**Exercise aim**
Collect all lines from the records below that include the word "లకవర".

————————

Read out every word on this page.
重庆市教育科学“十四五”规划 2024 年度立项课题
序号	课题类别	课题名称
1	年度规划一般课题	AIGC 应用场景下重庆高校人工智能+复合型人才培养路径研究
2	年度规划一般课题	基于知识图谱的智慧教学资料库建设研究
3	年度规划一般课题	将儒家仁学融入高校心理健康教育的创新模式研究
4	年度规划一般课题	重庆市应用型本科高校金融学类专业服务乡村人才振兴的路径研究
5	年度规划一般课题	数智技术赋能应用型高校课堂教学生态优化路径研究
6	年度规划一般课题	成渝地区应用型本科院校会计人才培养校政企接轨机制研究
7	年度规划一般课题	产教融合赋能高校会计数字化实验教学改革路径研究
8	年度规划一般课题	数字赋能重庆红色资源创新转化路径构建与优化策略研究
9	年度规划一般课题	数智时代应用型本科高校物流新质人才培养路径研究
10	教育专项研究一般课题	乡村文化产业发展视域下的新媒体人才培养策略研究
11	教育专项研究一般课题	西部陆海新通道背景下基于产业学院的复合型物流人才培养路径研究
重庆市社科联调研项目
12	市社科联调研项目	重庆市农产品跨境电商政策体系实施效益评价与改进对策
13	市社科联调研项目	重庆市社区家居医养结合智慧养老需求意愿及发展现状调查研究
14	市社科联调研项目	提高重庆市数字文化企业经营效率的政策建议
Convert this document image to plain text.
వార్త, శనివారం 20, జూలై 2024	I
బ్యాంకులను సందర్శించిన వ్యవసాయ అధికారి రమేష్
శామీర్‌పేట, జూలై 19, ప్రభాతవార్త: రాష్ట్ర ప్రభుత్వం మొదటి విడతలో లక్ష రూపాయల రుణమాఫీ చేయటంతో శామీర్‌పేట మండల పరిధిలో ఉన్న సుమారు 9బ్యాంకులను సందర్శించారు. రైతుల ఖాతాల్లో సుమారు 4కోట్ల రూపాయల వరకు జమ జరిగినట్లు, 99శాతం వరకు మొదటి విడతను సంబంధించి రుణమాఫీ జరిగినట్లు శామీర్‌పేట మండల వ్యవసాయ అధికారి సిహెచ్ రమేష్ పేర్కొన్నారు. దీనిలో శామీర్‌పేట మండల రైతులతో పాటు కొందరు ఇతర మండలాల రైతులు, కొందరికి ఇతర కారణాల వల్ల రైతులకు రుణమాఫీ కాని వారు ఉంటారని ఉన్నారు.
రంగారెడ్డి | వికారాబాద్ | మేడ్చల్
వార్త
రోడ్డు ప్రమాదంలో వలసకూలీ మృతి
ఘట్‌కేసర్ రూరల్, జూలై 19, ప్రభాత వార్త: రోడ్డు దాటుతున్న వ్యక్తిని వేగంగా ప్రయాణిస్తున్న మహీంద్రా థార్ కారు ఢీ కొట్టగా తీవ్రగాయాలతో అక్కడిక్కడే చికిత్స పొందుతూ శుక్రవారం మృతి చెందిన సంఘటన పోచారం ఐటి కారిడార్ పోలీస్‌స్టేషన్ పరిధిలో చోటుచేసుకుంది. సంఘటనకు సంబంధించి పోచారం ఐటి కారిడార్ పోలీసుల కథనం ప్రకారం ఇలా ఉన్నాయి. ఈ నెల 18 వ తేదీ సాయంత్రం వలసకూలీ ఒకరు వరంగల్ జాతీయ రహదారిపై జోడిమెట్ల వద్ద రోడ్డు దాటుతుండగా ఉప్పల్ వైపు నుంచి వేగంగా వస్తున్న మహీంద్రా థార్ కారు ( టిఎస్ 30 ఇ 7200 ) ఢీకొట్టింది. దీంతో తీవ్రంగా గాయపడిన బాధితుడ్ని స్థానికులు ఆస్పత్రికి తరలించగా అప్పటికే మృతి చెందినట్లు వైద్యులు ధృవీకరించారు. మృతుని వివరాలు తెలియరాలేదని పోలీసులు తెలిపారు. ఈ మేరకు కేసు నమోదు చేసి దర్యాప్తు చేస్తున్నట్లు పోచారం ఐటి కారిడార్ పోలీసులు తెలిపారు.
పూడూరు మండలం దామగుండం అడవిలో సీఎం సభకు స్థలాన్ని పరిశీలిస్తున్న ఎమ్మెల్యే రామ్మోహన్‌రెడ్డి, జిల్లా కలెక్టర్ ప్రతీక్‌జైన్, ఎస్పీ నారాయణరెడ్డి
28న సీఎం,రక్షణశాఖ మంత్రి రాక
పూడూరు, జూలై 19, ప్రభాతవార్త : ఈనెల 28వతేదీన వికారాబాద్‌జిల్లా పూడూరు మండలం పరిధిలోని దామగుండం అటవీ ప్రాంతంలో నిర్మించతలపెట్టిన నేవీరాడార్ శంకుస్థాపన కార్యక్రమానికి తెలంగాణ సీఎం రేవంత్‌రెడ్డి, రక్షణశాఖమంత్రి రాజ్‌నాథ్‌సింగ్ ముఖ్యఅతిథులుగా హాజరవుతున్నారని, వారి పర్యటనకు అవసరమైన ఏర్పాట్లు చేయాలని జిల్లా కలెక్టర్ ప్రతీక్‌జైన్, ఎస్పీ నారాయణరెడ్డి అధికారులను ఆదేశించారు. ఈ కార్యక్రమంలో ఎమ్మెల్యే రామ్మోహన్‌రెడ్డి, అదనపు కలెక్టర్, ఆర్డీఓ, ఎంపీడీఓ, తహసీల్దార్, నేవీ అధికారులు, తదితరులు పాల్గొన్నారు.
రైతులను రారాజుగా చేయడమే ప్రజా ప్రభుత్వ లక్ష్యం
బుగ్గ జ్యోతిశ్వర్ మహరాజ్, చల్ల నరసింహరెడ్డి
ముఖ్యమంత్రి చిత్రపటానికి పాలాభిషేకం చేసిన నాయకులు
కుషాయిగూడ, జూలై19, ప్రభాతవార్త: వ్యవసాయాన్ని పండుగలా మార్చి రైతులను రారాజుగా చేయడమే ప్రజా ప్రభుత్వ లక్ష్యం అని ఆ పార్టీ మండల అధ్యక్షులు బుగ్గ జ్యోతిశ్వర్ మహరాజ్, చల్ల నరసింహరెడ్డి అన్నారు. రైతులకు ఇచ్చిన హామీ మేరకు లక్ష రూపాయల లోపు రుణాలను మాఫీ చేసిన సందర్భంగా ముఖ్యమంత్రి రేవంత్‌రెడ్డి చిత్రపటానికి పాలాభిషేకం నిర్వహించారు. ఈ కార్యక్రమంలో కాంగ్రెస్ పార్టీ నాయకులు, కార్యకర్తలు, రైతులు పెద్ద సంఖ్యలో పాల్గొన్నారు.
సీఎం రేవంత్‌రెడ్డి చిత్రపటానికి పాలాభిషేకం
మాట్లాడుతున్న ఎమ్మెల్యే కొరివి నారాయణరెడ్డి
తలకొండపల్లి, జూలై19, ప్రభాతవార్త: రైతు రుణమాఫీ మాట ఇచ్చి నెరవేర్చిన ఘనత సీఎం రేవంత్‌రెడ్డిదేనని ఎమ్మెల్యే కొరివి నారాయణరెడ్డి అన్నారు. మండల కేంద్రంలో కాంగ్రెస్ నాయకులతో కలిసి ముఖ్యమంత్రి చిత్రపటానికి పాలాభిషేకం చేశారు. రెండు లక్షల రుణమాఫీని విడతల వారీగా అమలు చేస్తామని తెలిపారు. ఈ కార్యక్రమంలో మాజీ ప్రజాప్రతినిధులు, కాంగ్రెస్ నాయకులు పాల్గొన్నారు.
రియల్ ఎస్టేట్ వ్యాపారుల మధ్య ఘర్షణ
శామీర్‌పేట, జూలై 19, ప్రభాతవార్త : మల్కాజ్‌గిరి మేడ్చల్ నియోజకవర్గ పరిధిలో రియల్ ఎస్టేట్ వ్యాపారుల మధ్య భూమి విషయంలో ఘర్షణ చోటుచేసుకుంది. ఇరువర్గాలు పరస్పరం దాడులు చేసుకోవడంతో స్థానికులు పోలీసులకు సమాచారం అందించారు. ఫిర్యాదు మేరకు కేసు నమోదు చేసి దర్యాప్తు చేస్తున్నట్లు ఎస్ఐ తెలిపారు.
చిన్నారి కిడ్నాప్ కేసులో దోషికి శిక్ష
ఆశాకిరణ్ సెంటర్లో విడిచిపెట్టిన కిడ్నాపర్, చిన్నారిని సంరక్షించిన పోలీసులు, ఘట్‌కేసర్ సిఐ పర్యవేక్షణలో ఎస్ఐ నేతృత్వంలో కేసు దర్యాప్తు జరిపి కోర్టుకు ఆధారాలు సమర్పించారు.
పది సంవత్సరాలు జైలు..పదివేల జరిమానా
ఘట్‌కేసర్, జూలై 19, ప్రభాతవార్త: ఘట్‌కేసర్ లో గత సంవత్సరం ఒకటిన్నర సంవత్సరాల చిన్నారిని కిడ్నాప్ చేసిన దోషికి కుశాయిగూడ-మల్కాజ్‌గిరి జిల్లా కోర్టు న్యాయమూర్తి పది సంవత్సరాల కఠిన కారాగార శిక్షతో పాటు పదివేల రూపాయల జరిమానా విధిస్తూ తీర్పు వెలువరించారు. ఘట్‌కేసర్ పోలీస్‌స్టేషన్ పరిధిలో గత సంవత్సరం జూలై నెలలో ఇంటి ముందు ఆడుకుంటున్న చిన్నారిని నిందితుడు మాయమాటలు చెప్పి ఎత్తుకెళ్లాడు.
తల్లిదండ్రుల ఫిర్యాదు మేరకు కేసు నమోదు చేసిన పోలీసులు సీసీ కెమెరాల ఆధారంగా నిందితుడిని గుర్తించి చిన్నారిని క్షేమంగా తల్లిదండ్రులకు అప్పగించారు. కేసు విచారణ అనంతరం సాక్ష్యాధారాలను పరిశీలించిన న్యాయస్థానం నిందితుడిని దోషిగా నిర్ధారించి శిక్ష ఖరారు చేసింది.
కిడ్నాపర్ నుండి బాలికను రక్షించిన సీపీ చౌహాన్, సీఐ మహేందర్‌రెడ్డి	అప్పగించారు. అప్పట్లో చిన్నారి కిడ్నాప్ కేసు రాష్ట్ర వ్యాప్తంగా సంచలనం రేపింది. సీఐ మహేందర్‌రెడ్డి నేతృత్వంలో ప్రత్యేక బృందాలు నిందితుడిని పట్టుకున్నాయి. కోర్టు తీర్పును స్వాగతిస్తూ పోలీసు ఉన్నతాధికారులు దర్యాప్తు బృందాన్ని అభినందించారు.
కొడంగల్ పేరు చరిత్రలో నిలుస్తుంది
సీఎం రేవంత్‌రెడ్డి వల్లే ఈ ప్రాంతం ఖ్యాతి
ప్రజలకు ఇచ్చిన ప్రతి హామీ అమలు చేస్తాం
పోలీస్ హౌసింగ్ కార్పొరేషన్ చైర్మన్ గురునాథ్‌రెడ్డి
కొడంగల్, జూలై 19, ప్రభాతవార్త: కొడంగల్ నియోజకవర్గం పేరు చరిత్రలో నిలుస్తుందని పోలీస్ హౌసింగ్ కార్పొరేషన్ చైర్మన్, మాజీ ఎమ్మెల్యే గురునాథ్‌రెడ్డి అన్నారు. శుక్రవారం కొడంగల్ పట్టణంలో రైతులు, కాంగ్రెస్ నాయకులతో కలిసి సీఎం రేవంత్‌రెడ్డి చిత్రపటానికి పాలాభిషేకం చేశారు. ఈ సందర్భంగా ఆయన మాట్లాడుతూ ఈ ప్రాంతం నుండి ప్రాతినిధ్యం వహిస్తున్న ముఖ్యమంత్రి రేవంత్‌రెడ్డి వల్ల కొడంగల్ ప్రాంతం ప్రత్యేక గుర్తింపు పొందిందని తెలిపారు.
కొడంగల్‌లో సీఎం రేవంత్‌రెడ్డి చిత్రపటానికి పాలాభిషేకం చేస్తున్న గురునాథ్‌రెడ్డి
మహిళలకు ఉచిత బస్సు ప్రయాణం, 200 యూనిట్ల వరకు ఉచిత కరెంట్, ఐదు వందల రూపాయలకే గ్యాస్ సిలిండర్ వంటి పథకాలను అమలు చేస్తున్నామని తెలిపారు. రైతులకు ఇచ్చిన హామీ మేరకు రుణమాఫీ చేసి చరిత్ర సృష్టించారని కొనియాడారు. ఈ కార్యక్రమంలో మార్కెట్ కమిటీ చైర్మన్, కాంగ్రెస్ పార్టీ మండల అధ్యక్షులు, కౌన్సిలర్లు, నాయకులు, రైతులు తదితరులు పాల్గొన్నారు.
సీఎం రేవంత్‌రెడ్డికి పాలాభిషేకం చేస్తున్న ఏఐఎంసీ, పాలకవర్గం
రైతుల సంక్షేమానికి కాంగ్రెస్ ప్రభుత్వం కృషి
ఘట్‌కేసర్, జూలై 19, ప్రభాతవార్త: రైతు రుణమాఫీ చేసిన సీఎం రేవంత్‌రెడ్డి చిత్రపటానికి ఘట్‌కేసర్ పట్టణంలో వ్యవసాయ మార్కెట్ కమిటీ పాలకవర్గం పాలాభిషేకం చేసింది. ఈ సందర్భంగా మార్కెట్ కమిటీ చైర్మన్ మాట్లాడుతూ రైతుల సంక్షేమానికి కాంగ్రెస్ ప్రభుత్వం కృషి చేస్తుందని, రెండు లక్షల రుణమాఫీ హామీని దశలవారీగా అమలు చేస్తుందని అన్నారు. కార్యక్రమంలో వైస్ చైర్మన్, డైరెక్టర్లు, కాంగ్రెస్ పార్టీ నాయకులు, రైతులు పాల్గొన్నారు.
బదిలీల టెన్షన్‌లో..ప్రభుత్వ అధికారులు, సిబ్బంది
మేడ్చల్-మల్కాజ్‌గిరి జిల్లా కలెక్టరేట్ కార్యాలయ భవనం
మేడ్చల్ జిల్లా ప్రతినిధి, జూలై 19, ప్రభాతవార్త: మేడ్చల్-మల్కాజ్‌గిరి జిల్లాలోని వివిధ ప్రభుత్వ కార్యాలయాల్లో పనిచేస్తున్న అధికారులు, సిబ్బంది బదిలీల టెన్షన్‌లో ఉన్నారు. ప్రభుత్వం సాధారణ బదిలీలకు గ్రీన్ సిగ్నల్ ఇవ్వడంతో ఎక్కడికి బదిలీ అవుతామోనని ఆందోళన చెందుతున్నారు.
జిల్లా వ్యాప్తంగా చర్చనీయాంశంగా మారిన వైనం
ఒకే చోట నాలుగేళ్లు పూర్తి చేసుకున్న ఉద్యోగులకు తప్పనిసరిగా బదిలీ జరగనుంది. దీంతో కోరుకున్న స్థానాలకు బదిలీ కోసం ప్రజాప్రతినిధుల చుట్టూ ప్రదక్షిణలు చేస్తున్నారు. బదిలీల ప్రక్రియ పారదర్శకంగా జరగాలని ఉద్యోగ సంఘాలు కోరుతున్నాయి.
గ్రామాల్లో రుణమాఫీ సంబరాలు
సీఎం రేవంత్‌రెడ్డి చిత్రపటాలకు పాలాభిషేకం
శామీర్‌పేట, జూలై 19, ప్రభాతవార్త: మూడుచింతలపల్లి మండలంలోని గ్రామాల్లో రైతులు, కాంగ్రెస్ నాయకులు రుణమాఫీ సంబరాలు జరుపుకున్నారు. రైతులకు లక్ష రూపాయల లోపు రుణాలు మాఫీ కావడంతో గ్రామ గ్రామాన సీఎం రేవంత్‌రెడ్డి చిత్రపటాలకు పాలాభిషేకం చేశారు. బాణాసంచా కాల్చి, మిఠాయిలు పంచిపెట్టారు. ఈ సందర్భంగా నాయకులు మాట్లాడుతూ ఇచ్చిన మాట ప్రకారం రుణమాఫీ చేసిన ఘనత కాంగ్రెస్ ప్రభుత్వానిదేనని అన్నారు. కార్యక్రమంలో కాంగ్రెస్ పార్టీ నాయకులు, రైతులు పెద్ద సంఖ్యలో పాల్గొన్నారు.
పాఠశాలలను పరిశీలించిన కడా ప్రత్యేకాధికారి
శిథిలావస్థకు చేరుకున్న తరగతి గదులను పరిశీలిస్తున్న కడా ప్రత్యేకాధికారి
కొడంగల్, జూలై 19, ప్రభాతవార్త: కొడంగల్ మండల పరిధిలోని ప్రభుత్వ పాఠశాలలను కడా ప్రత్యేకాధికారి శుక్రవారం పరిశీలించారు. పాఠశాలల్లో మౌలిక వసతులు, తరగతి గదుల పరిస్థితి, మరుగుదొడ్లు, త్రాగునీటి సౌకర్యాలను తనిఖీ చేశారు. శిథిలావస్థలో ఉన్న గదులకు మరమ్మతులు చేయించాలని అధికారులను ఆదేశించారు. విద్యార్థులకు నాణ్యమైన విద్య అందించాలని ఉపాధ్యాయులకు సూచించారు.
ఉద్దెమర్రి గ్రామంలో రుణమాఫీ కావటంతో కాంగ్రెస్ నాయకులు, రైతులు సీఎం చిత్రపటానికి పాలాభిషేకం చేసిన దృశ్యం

————————

**Worked answer**
సీఎం రేవంత్‌రెడ్డికి పాలాభిషేకం చేస్తున్న ఏఐఎంసీ, పాలకవర్గం
ఘట్‌కేసర్, జూలై 19, ప్రభాతవార్త: రైతు రుణమాఫీ చేసిన సీఎం రేవంత్‌రెడ్డి చిత్రపటానికి ఘట్‌కేసర్ పట్టణంలో వ్యవసాయ మార్కెట్ కమిటీ పాలకవర్గం పాలాభిషేకం చేసింది. ఈ సందర్భంగా మార్కెట్ కమిటీ చైర్మన్ మాట్లాడుతూ రైతుల సంక్షేమానికి కాంగ్రెస్ ప్రభుత్వం కృషి చేస్తుందని, రెండు లక్షల రుణమాఫీ హామీని దశలవారీగా అమలు చేస్తుందని అన్నారు. కార్యక్రమంలో వైస్ చైర్మన్, డైరెక్టర్లు, కాంగ్రెస్ పార్టీ నాయకులు, రైతులు పాల్గొన్నారు.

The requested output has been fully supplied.